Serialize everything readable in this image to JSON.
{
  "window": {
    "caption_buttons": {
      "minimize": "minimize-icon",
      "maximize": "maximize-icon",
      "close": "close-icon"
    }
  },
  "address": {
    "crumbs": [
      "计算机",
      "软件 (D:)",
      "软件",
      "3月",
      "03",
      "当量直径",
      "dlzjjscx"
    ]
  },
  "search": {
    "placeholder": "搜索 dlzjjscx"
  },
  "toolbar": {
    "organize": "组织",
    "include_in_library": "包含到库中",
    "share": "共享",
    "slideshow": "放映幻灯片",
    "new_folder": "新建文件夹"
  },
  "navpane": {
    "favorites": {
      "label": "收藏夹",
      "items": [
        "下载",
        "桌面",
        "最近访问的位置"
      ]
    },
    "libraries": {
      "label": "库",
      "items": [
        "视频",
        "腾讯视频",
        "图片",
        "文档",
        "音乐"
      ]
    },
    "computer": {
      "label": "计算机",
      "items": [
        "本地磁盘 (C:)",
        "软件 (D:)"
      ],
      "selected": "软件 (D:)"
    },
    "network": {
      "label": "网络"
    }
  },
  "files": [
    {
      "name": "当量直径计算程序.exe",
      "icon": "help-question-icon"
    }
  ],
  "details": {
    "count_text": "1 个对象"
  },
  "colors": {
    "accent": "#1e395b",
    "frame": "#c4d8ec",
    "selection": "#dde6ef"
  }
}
━━━━
### WORK TO BE COMPLETED
Please reproduce every line of the material word for word.

### EXERCISE RESULT
Serialize everything readable in this image to JSON.
{
  "window": {
    "caption_buttons": {
      "minimize": "minimize-icon",
      "maximize": "maximize-icon",
      "close": "close-icon"
    }
  },
  "address": {
    "crumbs": [
      "计算机",
      "软件 (D:)",
      "软件",
      "3月",
      "03",
      "当量直径",
      "dlzjjscx"
    ]
  },
  "search": {
    "placeholder": "搜索 dlzjjscx"
  },
  "toolbar": {
    "organize": "组织",
    "include_in_library": "包含到库中",
    "share": "共享",
    "slideshow": "放映幻灯片",
    "new_folder": "新建文件夹"
  },
  "navpane": {
    "favorites": {
      "label": "收藏夹",
      "items": [
        "下载",
        "桌面",
        "最近访问的位置"
      ]
    },
    "libraries": {
      "label": "库",
      "items": [
        "视频",
        "腾讯视频",
        "图片",
        "文档",
        "音乐"
      ]
    },
    "computer": {
      "label": "计算机",
      "items": [
        "本地磁盘 (C:)",
        "软件 (D:)"
      ],
      "selected": "软件 (D:)"
    },
    "network": {
      "label": "网络"
    }
  },
  "files": [
    {
      "name": "当量直径计算程序.exe",
      "icon": "help-question-icon"
    }
  ],
  "details": {
    "count_text": "1 个对象"
  },
  "colors": {
    "accent": "#1e395b",
    "frame": "#c4d8ec",
    "selection": "#dde6ef"
  }
}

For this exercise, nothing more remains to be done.